# Short task
Pictures stay out of the copy; set down each line of the listing below exactly.

Stored records:
§ §

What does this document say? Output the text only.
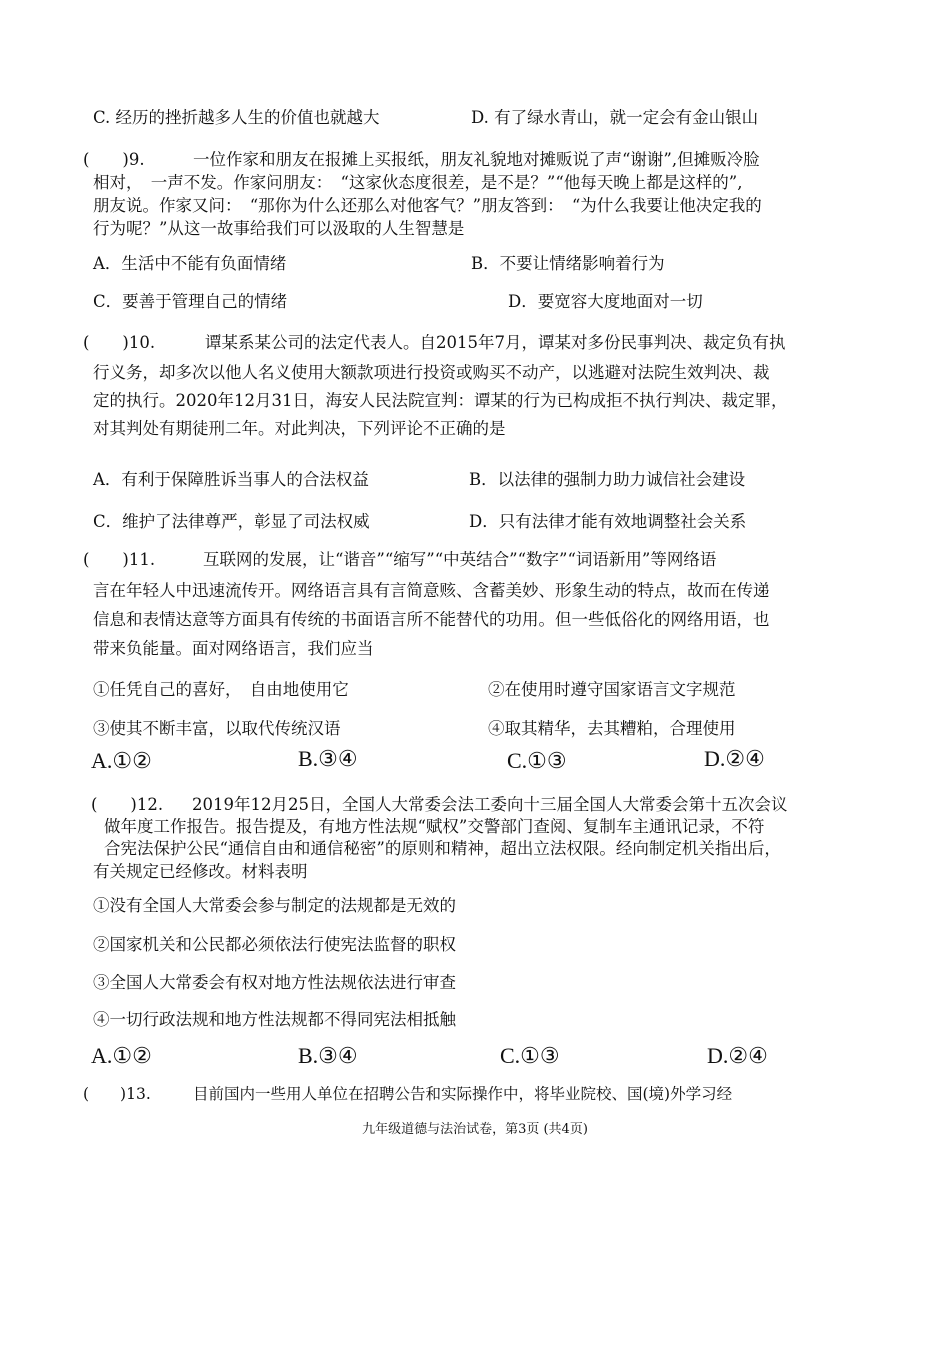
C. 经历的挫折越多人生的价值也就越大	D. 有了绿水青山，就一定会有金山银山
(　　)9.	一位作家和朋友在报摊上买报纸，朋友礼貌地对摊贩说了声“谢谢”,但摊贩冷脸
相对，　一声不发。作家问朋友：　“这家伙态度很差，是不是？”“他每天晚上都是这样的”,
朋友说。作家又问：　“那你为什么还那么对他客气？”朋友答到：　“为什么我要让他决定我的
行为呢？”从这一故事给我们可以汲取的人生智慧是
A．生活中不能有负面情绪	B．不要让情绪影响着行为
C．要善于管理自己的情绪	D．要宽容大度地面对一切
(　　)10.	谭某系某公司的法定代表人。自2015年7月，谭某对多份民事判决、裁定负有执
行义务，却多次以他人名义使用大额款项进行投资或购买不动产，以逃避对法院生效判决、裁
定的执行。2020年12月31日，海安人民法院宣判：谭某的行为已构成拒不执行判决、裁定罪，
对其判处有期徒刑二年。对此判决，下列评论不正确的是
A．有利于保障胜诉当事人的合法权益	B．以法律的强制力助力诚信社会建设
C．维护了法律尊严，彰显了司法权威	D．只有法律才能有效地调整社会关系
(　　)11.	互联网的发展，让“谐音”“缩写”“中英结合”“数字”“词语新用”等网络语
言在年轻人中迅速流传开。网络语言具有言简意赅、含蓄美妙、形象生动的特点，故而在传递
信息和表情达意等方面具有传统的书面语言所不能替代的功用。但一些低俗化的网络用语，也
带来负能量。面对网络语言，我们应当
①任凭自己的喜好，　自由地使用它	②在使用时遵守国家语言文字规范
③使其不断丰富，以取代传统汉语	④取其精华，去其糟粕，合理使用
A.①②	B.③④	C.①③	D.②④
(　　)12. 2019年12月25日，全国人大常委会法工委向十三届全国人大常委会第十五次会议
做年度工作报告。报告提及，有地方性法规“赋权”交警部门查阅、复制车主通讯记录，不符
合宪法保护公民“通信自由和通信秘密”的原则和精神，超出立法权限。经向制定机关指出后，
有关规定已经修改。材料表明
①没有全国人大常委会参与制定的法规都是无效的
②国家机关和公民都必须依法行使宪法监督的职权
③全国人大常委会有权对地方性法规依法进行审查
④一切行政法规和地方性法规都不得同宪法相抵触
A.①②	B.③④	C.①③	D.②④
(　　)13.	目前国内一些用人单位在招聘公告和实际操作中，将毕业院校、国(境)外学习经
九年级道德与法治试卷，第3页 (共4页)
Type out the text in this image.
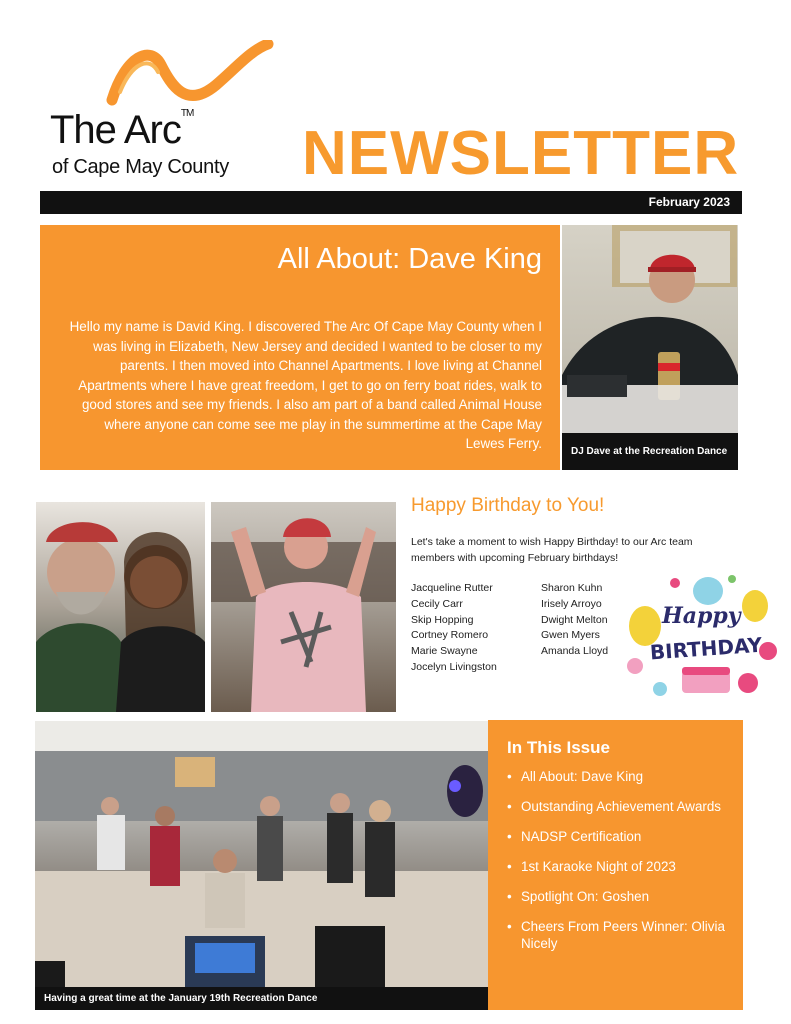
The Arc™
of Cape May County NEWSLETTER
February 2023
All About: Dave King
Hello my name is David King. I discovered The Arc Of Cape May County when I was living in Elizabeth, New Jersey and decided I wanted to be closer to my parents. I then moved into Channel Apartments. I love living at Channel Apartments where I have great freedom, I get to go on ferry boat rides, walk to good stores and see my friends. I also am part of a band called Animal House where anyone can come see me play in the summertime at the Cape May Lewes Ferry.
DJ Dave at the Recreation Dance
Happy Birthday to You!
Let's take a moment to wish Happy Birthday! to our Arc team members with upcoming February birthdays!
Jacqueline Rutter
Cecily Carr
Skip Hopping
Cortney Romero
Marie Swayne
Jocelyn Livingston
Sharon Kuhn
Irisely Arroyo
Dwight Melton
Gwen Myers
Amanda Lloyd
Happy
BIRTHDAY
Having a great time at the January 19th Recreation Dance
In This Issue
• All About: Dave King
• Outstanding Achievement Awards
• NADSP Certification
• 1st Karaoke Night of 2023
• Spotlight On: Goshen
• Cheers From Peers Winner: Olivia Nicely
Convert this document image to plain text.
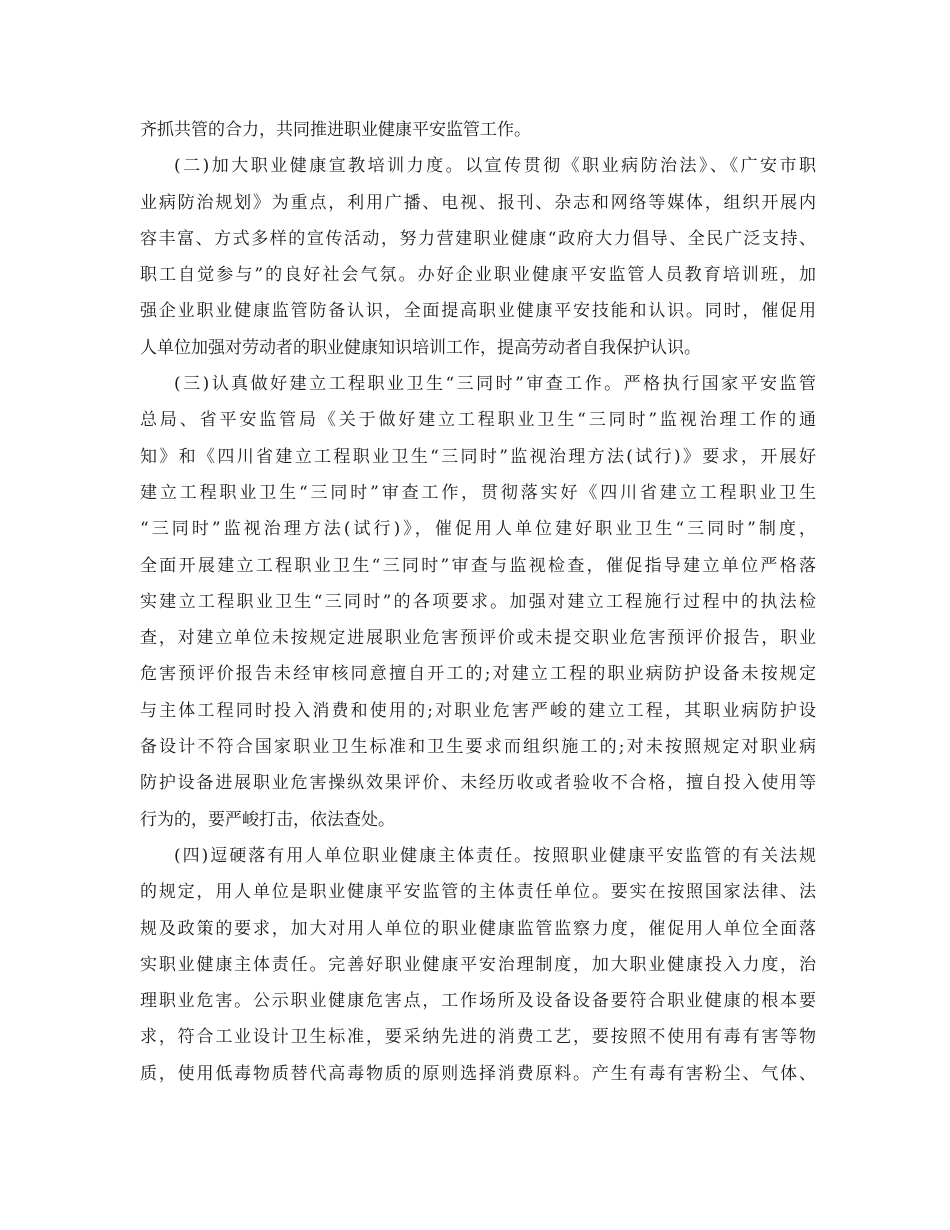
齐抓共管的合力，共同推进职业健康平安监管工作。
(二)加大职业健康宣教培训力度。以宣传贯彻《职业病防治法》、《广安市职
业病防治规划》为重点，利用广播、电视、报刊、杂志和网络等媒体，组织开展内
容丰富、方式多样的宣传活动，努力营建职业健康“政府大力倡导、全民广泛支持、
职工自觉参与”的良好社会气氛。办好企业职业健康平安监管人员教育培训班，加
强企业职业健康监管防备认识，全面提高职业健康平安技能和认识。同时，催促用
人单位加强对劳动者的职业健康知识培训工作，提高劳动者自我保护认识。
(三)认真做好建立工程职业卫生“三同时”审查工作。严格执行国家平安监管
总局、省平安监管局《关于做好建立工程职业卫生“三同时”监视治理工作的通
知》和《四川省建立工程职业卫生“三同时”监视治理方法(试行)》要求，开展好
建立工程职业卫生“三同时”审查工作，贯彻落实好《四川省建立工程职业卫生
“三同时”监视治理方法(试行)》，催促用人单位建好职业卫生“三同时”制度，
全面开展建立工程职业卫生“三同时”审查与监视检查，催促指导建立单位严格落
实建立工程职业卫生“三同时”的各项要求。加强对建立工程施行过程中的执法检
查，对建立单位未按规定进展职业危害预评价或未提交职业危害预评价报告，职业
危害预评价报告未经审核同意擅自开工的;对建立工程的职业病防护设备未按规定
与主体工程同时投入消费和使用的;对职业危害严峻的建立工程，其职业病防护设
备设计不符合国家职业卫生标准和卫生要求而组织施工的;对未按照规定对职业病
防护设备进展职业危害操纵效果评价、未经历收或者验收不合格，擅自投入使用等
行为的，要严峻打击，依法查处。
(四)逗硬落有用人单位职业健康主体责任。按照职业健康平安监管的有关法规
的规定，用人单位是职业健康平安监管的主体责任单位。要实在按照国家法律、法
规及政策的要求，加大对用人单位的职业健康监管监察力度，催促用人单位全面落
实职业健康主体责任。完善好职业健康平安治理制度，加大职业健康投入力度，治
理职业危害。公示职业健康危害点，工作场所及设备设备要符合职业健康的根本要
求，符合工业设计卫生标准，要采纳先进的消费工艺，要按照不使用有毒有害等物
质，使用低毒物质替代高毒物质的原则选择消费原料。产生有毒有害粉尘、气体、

§ §

# Right answer
What does this document say? Output the text only.
C. 经历的挫折越多人生的价值也就越大	D. 有了绿水青山，就一定会有金山银山
(　　)9.	一位作家和朋友在报摊上买报纸，朋友礼貌地对摊贩说了声“谢谢”,但摊贩冷脸
相对，　一声不发。作家问朋友：　“这家伙态度很差，是不是？”“他每天晚上都是这样的”,
朋友说。作家又问：　“那你为什么还那么对他客气？”朋友答到：　“为什么我要让他决定我的
行为呢？”从这一故事给我们可以汲取的人生智慧是
A．生活中不能有负面情绪	B．不要让情绪影响着行为
C．要善于管理自己的情绪	D．要宽容大度地面对一切
(　　)10.	谭某系某公司的法定代表人。自2015年7月，谭某对多份民事判决、裁定负有执
行义务，却多次以他人名义使用大额款项进行投资或购买不动产，以逃避对法院生效判决、裁
定的执行。2020年12月31日，海安人民法院宣判：谭某的行为已构成拒不执行判决、裁定罪，
对其判处有期徒刑二年。对此判决，下列评论不正确的是
A．有利于保障胜诉当事人的合法权益	B．以法律的强制力助力诚信社会建设
C．维护了法律尊严，彰显了司法权威	D．只有法律才能有效地调整社会关系
(　　)11.	互联网的发展，让“谐音”“缩写”“中英结合”“数字”“词语新用”等网络语
言在年轻人中迅速流传开。网络语言具有言简意赅、含蓄美妙、形象生动的特点，故而在传递
信息和表情达意等方面具有传统的书面语言所不能替代的功用。但一些低俗化的网络用语，也
带来负能量。面对网络语言，我们应当
①任凭自己的喜好，　自由地使用它	②在使用时遵守国家语言文字规范
③使其不断丰富，以取代传统汉语	④取其精华，去其糟粕，合理使用
A.①②	B.③④	C.①③	D.②④
(　　)12. 2019年12月25日，全国人大常委会法工委向十三届全国人大常委会第十五次会议
做年度工作报告。报告提及，有地方性法规“赋权”交警部门查阅、复制车主通讯记录，不符
合宪法保护公民“通信自由和通信秘密”的原则和精神，超出立法权限。经向制定机关指出后，
有关规定已经修改。材料表明
①没有全国人大常委会参与制定的法规都是无效的
②国家机关和公民都必须依法行使宪法监督的职权
③全国人大常委会有权对地方性法规依法进行审查
④一切行政法规和地方性法规都不得同宪法相抵触
A.①②	B.③④	C.①③	D.②④
(　　)13.	目前国内一些用人单位在招聘公告和实际操作中，将毕业院校、国(境)外学习经
九年级道德与法治试卷，第3页 (共4页)
Type out the text in this image.
The Arc™
of Cape May County NEWSLETTER
February 2023
All About: Dave King
Hello my name is David King. I discovered The Arc Of Cape May County when I was living in Elizabeth, New Jersey and decided I wanted to be closer to my parents. I then moved into Channel Apartments. I love living at Channel Apartments where I have great freedom, I get to go on ferry boat rides, walk to good stores and see my friends. I also am part of a band called Animal House where anyone can come see me play in the summertime at the Cape May Lewes Ferry.
DJ Dave at the Recreation Dance
Happy Birthday to You!
Let's take a moment to wish Happy Birthday! to our Arc team members with upcoming February birthdays!
Jacqueline Rutter
Cecily Carr
Skip Hopping
Cortney Romero
Marie Swayne
Jocelyn Livingston
Sharon Kuhn
Irisely Arroyo
Dwight Melton
Gwen Myers
Amanda Lloyd
Happy
BIRTHDAY
Having a great time at the January 19th Recreation Dance
In This Issue
• All About: Dave King
• Outstanding Achievement Awards
• NADSP Certification
• 1st Karaoke Night of 2023
• Spotlight On: Goshen
• Cheers From Peers Winner: Olivia Nicely
Convert this document image to plain text.
齐抓共管的合力，共同推进职业健康平安监管工作。
(二)加大职业健康宣教培训力度。以宣传贯彻《职业病防治法》、《广安市职
业病防治规划》为重点，利用广播、电视、报刊、杂志和网络等媒体，组织开展内
容丰富、方式多样的宣传活动，努力营建职业健康“政府大力倡导、全民广泛支持、
职工自觉参与”的良好社会气氛。办好企业职业健康平安监管人员教育培训班，加
强企业职业健康监管防备认识，全面提高职业健康平安技能和认识。同时，催促用
人单位加强对劳动者的职业健康知识培训工作，提高劳动者自我保护认识。
(三)认真做好建立工程职业卫生“三同时”审查工作。严格执行国家平安监管
总局、省平安监管局《关于做好建立工程职业卫生“三同时”监视治理工作的通
知》和《四川省建立工程职业卫生“三同时”监视治理方法(试行)》要求，开展好
建立工程职业卫生“三同时”审查工作，贯彻落实好《四川省建立工程职业卫生
“三同时”监视治理方法(试行)》，催促用人单位建好职业卫生“三同时”制度，
全面开展建立工程职业卫生“三同时”审查与监视检查，催促指导建立单位严格落
实建立工程职业卫生“三同时”的各项要求。加强对建立工程施行过程中的执法检
查，对建立单位未按规定进展职业危害预评价或未提交职业危害预评价报告，职业
危害预评价报告未经审核同意擅自开工的;对建立工程的职业病防护设备未按规定
与主体工程同时投入消费和使用的;对职业危害严峻的建立工程，其职业病防护设
备设计不符合国家职业卫生标准和卫生要求而组织施工的;对未按照规定对职业病
防护设备进展职业危害操纵效果评价、未经历收或者验收不合格，擅自投入使用等
行为的，要严峻打击，依法查处。
(四)逗硬落有用人单位职业健康主体责任。按照职业健康平安监管的有关法规
的规定，用人单位是职业健康平安监管的主体责任单位。要实在按照国家法律、法
规及政策的要求，加大对用人单位的职业健康监管监察力度，催促用人单位全面落
实职业健康主体责任。完善好职业健康平安治理制度，加大职业健康投入力度，治
理职业危害。公示职业健康危害点，工作场所及设备设备要符合职业健康的根本要
求，符合工业设计卫生标准，要采纳先进的消费工艺，要按照不使用有毒有害等物
质，使用低毒物质替代高毒物质的原则选择消费原料。产生有毒有害粉尘、气体、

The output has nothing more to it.